WHAT THE TASK ASKS — All material below is to be reproduced exactly.

-*-

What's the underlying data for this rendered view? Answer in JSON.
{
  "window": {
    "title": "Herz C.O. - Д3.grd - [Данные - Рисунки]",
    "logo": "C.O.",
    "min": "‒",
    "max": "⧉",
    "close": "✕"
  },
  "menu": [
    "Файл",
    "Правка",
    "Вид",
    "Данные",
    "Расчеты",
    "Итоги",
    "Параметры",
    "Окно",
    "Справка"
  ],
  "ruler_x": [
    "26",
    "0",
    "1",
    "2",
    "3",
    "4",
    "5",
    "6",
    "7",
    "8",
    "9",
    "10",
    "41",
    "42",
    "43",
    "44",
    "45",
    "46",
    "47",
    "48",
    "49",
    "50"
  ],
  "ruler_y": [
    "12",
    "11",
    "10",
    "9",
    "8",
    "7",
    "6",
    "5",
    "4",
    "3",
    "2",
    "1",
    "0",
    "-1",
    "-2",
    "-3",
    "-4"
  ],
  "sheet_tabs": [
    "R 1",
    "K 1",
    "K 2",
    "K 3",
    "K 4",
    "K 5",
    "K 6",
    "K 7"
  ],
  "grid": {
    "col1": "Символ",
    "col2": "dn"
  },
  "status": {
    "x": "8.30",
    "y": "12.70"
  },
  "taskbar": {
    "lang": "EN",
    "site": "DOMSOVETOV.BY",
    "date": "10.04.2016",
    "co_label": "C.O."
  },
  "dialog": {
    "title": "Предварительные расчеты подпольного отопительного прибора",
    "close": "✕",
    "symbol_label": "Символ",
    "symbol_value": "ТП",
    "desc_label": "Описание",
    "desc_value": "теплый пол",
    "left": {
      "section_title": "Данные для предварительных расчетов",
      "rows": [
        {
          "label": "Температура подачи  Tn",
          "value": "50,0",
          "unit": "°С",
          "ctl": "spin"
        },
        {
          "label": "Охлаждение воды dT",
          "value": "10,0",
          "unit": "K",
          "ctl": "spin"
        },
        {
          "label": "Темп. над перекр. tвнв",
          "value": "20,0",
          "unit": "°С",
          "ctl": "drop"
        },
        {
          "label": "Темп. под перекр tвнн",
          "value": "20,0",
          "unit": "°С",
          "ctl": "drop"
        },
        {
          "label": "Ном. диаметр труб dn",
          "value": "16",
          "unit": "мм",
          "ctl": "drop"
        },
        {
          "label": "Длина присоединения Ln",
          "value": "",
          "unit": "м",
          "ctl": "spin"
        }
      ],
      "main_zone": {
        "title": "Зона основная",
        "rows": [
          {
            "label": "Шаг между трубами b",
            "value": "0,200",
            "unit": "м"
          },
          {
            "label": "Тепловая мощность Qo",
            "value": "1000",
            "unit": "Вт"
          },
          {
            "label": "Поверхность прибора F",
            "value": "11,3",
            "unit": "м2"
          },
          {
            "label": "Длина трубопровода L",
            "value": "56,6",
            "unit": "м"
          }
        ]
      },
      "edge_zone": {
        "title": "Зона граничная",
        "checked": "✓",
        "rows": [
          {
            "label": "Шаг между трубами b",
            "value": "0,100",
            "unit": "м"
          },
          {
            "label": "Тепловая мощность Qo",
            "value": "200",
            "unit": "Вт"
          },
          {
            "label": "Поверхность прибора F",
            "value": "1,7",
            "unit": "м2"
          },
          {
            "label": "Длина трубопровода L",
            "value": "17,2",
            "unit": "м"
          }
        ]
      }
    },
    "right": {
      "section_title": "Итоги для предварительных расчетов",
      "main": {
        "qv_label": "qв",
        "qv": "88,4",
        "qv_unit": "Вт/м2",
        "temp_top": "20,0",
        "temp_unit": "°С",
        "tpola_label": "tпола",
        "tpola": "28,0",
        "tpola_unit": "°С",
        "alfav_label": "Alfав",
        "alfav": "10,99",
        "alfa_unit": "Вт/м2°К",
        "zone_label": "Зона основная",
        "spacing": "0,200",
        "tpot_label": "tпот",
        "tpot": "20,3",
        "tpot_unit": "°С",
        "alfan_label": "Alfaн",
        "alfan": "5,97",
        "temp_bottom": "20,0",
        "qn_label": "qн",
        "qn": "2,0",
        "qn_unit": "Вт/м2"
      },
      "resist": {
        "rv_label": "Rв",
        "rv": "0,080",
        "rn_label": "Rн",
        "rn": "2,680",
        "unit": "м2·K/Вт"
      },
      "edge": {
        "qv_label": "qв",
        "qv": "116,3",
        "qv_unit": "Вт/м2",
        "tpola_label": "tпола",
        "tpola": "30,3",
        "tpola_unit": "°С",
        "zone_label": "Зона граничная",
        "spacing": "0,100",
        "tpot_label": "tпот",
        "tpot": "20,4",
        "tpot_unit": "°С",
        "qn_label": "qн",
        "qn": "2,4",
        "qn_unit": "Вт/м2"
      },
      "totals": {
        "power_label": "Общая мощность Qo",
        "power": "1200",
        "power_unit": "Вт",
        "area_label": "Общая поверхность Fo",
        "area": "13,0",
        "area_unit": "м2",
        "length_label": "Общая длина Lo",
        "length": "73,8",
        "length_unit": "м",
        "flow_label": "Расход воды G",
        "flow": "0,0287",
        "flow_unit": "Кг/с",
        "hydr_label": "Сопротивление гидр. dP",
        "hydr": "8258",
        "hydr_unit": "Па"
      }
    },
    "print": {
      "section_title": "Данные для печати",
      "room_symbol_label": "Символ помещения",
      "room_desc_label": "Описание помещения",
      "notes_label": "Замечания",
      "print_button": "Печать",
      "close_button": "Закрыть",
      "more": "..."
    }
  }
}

-*-

RESPONSE TO THIS TASK —
What's the underlying data for this rendered view? Answer in JSON.
{
  "window": {
    "title": "Herz C.O. - Д3.grd - [Данные - Рисунки]",
    "logo": "C.O.",
    "min": "‒",
    "max": "⧉",
    "close": "✕"
  },
  "menu": [
    "Файл",
    "Правка",
    "Вид",
    "Данные",
    "Расчеты",
    "Итоги",
    "Параметры",
    "Окно",
    "Справка"
  ],
  "ruler_x": [
    "26",
    "0",
    "1",
    "2",
    "3",
    "4",
    "5",
    "6",
    "7",
    "8",
    "9",
    "10",
    "41",
    "42",
    "43",
    "44",
    "45",
    "46",
    "47",
    "48",
    "49",
    "50"
  ],
  "ruler_y": [
    "12",
    "11",
    "10",
    "9",
    "8",
    "7",
    "6",
    "5",
    "4",
    "3",
    "2",
    "1",
    "0",
    "-1",
    "-2",
    "-3",
    "-4"
  ],
  "sheet_tabs": [
    "R 1",
    "K 1",
    "K 2",
    "K 3",
    "K 4",
    "K 5",
    "K 6",
    "K 7"
  ],
  "grid": {
    "col1": "Символ",
    "col2": "dn"
  },
  "status": {
    "x": "8.30",
    "y": "12.70"
  },
  "taskbar": {
    "lang": "EN",
    "site": "DOMSOVETOV.BY",
    "date": "10.04.2016",
    "co_label": "C.O."
  },
  "dialog": {
    "title": "Предварительные расчеты подпольного отопительного прибора",
    "close": "✕",
    "symbol_label": "Символ",
    "symbol_value": "ТП",
    "desc_label": "Описание",
    "desc_value": "теплый пол",
    "left": {
      "section_title": "Данные для предварительных расчетов",
      "rows": [
        {
          "label": "Температура подачи  Tn",
          "value": "50,0",
          "unit": "°С",
          "ctl": "spin"
        },
        {
          "label": "Охлаждение воды dT",
          "value": "10,0",
          "unit": "K",
          "ctl": "spin"
        },
        {
          "label": "Темп. над перекр. tвнв",
          "value": "20,0",
          "unit": "°С",
          "ctl": "drop"
        },
        {
          "label": "Темп. под перекр tвнн",
          "value": "20,0",
          "unit": "°С",
          "ctl": "drop"
        },
        {
          "label": "Ном. диаметр труб dn",
          "value": "16",
          "unit": "мм",
          "ctl": "drop"
        },
        {
          "label": "Длина присоединения Ln",
          "value": "",
          "unit": "м",
          "ctl": "spin"
        }
      ],
      "main_zone": {
        "title": "Зона основная",
        "rows": [
          {
            "label": "Шаг между трубами b",
            "value": "0,200",
            "unit": "м"
          },
          {
            "label": "Тепловая мощность Qo",
            "value": "1000",
            "unit": "Вт"
          },
          {
            "label": "Поверхность прибора F",
            "value": "11,3",
            "unit": "м2"
          },
          {
            "label": "Длина трубопровода L",
            "value": "56,6",
            "unit": "м"
          }
        ]
      },
      "edge_zone": {
        "title": "Зона граничная",
        "checked": "✓",
        "rows": [
          {
            "label": "Шаг между трубами b",
            "value": "0,100",
            "unit": "м"
          },
          {
            "label": "Тепловая мощность Qo",
            "value": "200",
            "unit": "Вт"
          },
          {
            "label": "Поверхность прибора F",
            "value": "1,7",
            "unit": "м2"
          },
          {
            "label": "Длина трубопровода L",
            "value": "17,2",
            "unit": "м"
          }
        ]
      }
    },
    "right": {
      "section_title": "Итоги для предварительных расчетов",
      "main": {
        "qv_label": "qв",
        "qv": "88,4",
        "qv_unit": "Вт/м2",
        "temp_top": "20,0",
        "temp_unit": "°С",
        "tpola_label": "tпола",
        "tpola": "28,0",
        "tpola_unit": "°С",
        "alfav_label": "Alfав",
        "alfav": "10,99",
        "alfa_unit": "Вт/м2°К",
        "zone_label": "Зона основная",
        "spacing": "0,200",
        "tpot_label": "tпот",
        "tpot": "20,3",
        "tpot_unit": "°С",
        "alfan_label": "Alfaн",
        "alfan": "5,97",
        "temp_bottom": "20,0",
        "qn_label": "qн",
        "qn": "2,0",
        "qn_unit": "Вт/м2"
      },
      "resist": {
        "rv_label": "Rв",
        "rv": "0,080",
        "rn_label": "Rн",
        "rn": "2,680",
        "unit": "м2·K/Вт"
      },
      "edge": {
        "qv_label": "qв",
        "qv": "116,3",
        "qv_unit": "Вт/м2",
        "tpola_label": "tпола",
        "tpola": "30,3",
        "tpola_unit": "°С",
        "zone_label": "Зона граничная",
        "spacing": "0,100",
        "tpot_label": "tпот",
        "tpot": "20,4",
        "tpot_unit": "°С",
        "qn_label": "qн",
        "qn": "2,4",
        "qn_unit": "Вт/м2"
      },
      "totals": {
        "power_label": "Общая мощность Qo",
        "power": "1200",
        "power_unit": "Вт",
        "area_label": "Общая поверхность Fo",
        "area": "13,0",
        "area_unit": "м2",
        "length_label": "Общая длина Lo",
        "length": "73,8",
        "length_unit": "м",
        "flow_label": "Расход воды G",
        "flow": "0,0287",
        "flow_unit": "Кг/с",
        "hydr_label": "Сопротивление гидр. dP",
        "hydr": "8258",
        "hydr_unit": "Па"
      }
    },
    "print": {
      "section_title": "Данные для печати",
      "room_symbol_label": "Символ помещения",
      "room_desc_label": "Описание помещения",
      "notes_label": "Замечания",
      "print_button": "Печать",
      "close_button": "Закрыть",
      "more": "..."
    }
  }
}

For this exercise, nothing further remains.